● Required work: Reproduce the material in full, exactly as written.

>>>>>

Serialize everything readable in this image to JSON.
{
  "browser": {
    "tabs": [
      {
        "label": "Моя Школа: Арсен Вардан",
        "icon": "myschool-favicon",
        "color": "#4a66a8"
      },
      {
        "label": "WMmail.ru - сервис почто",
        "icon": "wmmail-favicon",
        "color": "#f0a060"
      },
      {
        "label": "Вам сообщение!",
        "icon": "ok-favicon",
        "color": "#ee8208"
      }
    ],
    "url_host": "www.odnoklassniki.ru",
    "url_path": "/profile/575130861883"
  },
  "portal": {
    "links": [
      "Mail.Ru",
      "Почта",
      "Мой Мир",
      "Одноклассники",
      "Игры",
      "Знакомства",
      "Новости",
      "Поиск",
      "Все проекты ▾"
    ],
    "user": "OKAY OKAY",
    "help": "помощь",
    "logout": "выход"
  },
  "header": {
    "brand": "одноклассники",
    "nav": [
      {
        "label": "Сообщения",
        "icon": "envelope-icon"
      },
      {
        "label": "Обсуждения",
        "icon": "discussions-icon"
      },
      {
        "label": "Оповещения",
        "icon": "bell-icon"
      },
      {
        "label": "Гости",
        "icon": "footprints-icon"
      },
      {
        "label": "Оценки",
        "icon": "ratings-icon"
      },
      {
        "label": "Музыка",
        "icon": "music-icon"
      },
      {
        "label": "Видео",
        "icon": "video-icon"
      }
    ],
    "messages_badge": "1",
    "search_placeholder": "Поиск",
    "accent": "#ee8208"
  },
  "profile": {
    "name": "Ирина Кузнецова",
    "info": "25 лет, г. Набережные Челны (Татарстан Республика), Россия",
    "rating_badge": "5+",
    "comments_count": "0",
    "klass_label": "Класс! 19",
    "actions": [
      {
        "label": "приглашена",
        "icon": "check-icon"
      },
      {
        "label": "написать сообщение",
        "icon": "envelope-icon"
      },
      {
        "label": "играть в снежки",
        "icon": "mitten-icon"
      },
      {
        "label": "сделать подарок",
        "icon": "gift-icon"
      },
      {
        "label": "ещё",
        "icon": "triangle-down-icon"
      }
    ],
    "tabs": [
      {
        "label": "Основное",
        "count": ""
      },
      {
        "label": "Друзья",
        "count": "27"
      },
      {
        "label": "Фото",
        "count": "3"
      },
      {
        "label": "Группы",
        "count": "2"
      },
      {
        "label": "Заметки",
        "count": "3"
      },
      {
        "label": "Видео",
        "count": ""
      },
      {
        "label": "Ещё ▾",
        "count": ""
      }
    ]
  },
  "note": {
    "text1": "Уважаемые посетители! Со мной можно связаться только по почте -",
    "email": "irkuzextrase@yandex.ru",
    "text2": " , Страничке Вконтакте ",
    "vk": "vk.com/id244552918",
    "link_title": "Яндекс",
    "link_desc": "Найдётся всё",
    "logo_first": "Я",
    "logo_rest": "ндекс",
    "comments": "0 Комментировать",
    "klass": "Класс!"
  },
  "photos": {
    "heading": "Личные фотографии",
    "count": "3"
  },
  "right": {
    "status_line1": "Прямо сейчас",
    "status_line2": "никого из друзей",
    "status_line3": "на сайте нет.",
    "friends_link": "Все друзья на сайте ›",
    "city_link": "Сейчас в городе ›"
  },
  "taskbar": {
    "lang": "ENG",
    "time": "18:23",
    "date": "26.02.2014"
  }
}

<<<<<

● Task response:
Serialize everything readable in this image to JSON.
{
  "browser": {
    "tabs": [
      {
        "label": "Моя Школа: Арсен Вардан",
        "icon": "myschool-favicon",
        "color": "#4a66a8"
      },
      {
        "label": "WMmail.ru - сервис почто",
        "icon": "wmmail-favicon",
        "color": "#f0a060"
      },
      {
        "label": "Вам сообщение!",
        "icon": "ok-favicon",
        "color": "#ee8208"
      }
    ],
    "url_host": "www.odnoklassniki.ru",
    "url_path": "/profile/575130861883"
  },
  "portal": {
    "links": [
      "Mail.Ru",
      "Почта",
      "Мой Мир",
      "Одноклассники",
      "Игры",
      "Знакомства",
      "Новости",
      "Поиск",
      "Все проекты ▾"
    ],
    "user": "OKAY OKAY",
    "help": "помощь",
    "logout": "выход"
  },
  "header": {
    "brand": "одноклассники",
    "nav": [
      {
        "label": "Сообщения",
        "icon": "envelope-icon"
      },
      {
        "label": "Обсуждения",
        "icon": "discussions-icon"
      },
      {
        "label": "Оповещения",
        "icon": "bell-icon"
      },
      {
        "label": "Гости",
        "icon": "footprints-icon"
      },
      {
        "label": "Оценки",
        "icon": "ratings-icon"
      },
      {
        "label": "Музыка",
        "icon": "music-icon"
      },
      {
        "label": "Видео",
        "icon": "video-icon"
      }
    ],
    "messages_badge": "1",
    "search_placeholder": "Поиск",
    "accent": "#ee8208"
  },
  "profile": {
    "name": "Ирина Кузнецова",
    "info": "25 лет, г. Набережные Челны (Татарстан Республика), Россия",
    "rating_badge": "5+",
    "comments_count": "0",
    "klass_label": "Класс! 19",
    "actions": [
      {
        "label": "приглашена",
        "icon": "check-icon"
      },
      {
        "label": "написать сообщение",
        "icon": "envelope-icon"
      },
      {
        "label": "играть в снежки",
        "icon": "mitten-icon"
      },
      {
        "label": "сделать подарок",
        "icon": "gift-icon"
      },
      {
        "label": "ещё",
        "icon": "triangle-down-icon"
      }
    ],
    "tabs": [
      {
        "label": "Основное",
        "count": ""
      },
      {
        "label": "Друзья",
        "count": "27"
      },
      {
        "label": "Фото",
        "count": "3"
      },
      {
        "label": "Группы",
        "count": "2"
      },
      {
        "label": "Заметки",
        "count": "3"
      },
      {
        "label": "Видео",
        "count": ""
      },
      {
        "label": "Ещё ▾",
        "count": ""
      }
    ]
  },
  "note": {
    "text1": "Уважаемые посетители! Со мной можно связаться только по почте -",
    "email": "irkuzextrase@yandex.ru",
    "text2": " , Страничке Вконтакте ",
    "vk": "vk.com/id244552918",
    "link_title": "Яндекс",
    "link_desc": "Найдётся всё",
    "logo_first": "Я",
    "logo_rest": "ндекс",
    "comments": "0 Комментировать",
    "klass": "Класс!"
  },
  "photos": {
    "heading": "Личные фотографии",
    "count": "3"
  },
  "right": {
    "status_line1": "Прямо сейчас",
    "status_line2": "никого из друзей",
    "status_line3": "на сайте нет.",
    "friends_link": "Все друзья на сайте ›",
    "city_link": "Сейчас в городе ›"
  },
  "taskbar": {
    "lang": "ENG",
    "time": "18:23",
    "date": "26.02.2014"
  }
}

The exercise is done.